(Data entries)
* * * * * * *

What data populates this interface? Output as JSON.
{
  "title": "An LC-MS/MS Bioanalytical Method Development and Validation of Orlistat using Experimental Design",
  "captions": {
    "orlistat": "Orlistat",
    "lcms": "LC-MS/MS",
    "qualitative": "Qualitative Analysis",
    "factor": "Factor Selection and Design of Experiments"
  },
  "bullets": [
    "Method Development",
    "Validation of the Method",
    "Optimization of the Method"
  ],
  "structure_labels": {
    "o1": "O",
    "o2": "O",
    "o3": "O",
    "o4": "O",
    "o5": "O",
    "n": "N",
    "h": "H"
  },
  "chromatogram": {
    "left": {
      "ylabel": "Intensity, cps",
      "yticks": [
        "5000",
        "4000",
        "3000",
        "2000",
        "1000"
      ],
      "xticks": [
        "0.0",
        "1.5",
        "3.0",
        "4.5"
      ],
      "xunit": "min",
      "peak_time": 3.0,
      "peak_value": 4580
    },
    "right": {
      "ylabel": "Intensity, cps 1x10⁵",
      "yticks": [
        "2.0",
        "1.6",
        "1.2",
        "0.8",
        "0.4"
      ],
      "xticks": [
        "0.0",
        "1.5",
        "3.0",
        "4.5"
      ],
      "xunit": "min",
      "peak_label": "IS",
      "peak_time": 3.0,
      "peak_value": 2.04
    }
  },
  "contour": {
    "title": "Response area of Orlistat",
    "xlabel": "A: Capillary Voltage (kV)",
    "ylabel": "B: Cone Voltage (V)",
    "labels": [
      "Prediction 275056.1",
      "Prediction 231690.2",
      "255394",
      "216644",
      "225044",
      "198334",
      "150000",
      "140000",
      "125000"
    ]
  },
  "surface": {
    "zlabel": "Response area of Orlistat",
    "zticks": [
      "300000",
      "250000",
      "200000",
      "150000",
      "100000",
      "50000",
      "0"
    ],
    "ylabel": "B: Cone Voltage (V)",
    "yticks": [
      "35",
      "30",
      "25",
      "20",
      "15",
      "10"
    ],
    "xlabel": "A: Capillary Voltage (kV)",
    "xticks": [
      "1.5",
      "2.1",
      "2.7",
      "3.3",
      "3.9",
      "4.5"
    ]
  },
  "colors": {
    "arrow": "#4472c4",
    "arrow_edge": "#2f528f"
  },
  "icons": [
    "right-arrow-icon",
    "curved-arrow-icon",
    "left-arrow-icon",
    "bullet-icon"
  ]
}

* * * * * * *

**WHAT TO PRODUCE:**
The records above are to be repeated exactly, in their entirety.

**RESULT OF THE EXERCISE:**
What data populates this interface? Output as JSON.
{
  "title": "An LC-MS/MS Bioanalytical Method Development and Validation of Orlistat using Experimental Design",
  "captions": {
    "orlistat": "Orlistat",
    "lcms": "LC-MS/MS",
    "qualitative": "Qualitative Analysis",
    "factor": "Factor Selection and Design of Experiments"
  },
  "bullets": [
    "Method Development",
    "Validation of the Method",
    "Optimization of the Method"
  ],
  "structure_labels": {
    "o1": "O",
    "o2": "O",
    "o3": "O",
    "o4": "O",
    "o5": "O",
    "n": "N",
    "h": "H"
  },
  "chromatogram": {
    "left": {
      "ylabel": "Intensity, cps",
      "yticks": [
        "5000",
        "4000",
        "3000",
        "2000",
        "1000"
      ],
      "xticks": [
        "0.0",
        "1.5",
        "3.0",
        "4.5"
      ],
      "xunit": "min",
      "peak_time": 3.0,
      "peak_value": 4580
    },
    "right": {
      "ylabel": "Intensity, cps 1x10⁵",
      "yticks": [
        "2.0",
        "1.6",
        "1.2",
        "0.8",
        "0.4"
      ],
      "xticks": [
        "0.0",
        "1.5",
        "3.0",
        "4.5"
      ],
      "xunit": "min",
      "peak_label": "IS",
      "peak_time": 3.0,
      "peak_value": 2.04
    }
  },
  "contour": {
    "title": "Response area of Orlistat",
    "xlabel": "A: Capillary Voltage (kV)",
    "ylabel": "B: Cone Voltage (V)",
    "labels": [
      "Prediction 275056.1",
      "Prediction 231690.2",
      "255394",
      "216644",
      "225044",
      "198334",
      "150000",
      "140000",
      "125000"
    ]
  },
  "surface": {
    "zlabel": "Response area of Orlistat",
    "zticks": [
      "300000",
      "250000",
      "200000",
      "150000",
      "100000",
      "50000",
      "0"
    ],
    "ylabel": "B: Cone Voltage (V)",
    "yticks": [
      "35",
      "30",
      "25",
      "20",
      "15",
      "10"
    ],
    "xlabel": "A: Capillary Voltage (kV)",
    "xticks": [
      "1.5",
      "2.1",
      "2.7",
      "3.3",
      "3.9",
      "4.5"
    ]
  },
  "colors": {
    "arrow": "#4472c4",
    "arrow_edge": "#2f528f"
  },
  "icons": [
    "right-arrow-icon",
    "curved-arrow-icon",
    "left-arrow-icon",
    "bullet-icon"
  ]
}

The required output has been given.